## BRIEF
Extract from the listing each line in which the word "打印机的内存不足以应付当前的任务" appears.
━━━━━ RECORDS SUPPLIED
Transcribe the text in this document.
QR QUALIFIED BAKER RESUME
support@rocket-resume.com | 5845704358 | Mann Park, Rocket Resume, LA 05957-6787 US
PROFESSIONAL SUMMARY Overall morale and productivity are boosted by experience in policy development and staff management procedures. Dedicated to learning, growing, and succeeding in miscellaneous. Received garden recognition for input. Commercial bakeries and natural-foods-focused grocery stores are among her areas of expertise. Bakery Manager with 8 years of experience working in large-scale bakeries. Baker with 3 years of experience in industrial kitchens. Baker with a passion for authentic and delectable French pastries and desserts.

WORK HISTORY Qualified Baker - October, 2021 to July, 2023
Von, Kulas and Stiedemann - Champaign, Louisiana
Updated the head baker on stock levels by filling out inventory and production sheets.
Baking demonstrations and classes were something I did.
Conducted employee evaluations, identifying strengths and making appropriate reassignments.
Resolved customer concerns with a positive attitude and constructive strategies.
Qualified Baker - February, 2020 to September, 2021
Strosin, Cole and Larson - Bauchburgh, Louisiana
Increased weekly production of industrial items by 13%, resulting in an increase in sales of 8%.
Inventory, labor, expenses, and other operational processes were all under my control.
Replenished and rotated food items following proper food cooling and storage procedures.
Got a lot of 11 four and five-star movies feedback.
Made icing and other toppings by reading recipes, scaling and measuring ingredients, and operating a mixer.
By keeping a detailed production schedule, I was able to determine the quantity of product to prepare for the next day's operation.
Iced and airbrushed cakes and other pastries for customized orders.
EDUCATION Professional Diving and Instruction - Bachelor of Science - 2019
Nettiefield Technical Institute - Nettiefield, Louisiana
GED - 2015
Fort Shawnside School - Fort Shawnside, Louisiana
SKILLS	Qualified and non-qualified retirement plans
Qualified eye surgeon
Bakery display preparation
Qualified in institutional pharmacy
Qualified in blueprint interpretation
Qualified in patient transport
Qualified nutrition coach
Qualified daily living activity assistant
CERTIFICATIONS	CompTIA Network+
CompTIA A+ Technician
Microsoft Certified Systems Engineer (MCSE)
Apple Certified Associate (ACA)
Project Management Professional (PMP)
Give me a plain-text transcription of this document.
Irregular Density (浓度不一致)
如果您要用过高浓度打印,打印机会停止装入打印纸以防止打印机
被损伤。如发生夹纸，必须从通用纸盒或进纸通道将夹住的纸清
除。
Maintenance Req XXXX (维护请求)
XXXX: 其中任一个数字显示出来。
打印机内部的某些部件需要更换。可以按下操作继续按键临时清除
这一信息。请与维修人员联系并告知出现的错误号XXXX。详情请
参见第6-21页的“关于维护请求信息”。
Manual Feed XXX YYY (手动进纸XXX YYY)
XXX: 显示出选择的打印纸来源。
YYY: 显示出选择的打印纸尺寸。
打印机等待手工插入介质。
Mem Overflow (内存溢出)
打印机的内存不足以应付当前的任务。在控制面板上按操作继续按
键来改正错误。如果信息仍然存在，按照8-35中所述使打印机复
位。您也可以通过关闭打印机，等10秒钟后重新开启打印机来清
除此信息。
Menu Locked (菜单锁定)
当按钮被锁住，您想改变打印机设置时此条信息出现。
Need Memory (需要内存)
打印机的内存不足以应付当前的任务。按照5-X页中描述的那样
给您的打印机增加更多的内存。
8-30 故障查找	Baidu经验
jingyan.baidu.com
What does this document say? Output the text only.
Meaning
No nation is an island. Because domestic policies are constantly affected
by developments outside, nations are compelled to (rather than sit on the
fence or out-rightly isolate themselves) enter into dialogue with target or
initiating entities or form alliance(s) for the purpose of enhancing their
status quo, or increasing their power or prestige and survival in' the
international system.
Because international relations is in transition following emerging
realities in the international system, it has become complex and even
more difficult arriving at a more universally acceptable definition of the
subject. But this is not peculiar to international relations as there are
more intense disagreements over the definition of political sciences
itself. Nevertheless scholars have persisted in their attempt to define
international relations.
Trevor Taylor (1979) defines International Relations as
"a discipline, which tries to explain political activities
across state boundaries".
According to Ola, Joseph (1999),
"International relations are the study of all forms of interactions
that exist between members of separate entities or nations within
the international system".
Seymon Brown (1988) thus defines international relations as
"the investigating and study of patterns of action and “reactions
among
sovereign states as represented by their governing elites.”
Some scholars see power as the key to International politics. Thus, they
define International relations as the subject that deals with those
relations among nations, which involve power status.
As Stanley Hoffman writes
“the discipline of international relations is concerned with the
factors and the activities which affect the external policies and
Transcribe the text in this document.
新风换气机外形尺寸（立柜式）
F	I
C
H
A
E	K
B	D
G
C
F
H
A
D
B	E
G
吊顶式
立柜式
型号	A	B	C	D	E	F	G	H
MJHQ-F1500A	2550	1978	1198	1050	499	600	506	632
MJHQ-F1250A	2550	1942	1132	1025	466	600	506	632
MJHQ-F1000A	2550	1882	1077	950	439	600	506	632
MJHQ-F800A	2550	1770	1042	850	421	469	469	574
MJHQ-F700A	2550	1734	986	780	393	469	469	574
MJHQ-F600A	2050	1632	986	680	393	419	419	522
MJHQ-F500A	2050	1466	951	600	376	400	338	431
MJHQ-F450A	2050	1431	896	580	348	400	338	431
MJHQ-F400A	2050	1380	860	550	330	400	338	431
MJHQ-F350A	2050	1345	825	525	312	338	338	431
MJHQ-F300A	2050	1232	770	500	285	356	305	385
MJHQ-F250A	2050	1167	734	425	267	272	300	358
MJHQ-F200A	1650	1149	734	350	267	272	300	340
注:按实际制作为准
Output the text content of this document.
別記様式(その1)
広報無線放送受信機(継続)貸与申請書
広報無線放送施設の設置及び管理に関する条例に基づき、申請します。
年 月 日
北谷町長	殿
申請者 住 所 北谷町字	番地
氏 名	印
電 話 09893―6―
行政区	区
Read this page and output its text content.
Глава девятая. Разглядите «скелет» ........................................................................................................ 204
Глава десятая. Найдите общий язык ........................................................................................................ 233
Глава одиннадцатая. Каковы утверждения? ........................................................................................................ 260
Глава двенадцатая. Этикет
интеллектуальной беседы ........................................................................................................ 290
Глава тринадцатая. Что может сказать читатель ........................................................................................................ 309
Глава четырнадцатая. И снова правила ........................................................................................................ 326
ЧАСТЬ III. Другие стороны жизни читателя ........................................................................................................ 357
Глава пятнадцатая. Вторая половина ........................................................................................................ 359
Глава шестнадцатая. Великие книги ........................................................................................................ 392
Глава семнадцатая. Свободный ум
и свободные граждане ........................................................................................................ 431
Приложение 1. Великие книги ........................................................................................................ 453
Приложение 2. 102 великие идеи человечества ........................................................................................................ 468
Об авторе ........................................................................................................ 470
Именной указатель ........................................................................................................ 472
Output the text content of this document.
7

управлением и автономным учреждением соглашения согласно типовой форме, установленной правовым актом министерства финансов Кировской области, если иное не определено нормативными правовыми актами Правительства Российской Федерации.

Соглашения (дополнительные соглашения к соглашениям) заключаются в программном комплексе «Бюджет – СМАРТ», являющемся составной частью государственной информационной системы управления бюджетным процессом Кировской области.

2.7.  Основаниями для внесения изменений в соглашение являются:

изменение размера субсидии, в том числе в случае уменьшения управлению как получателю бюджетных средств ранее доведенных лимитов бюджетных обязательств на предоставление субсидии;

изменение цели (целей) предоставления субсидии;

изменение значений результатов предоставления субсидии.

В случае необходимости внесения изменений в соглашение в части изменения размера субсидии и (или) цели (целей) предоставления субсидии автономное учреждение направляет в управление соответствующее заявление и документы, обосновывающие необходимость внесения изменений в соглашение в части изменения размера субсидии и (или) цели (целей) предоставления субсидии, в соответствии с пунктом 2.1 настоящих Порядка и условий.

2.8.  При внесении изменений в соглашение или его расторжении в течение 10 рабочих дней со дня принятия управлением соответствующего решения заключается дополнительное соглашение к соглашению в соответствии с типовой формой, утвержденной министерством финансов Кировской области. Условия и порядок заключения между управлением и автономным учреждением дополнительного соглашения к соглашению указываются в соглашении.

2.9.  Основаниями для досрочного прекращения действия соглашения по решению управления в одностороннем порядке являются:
━━━━━━━━━━
## RESULT
打印机的内存不足以应付当前的任务。在控制面板上按操作继续按
打印机的内存不足以应付当前的任务。按照5-X页中描述的那样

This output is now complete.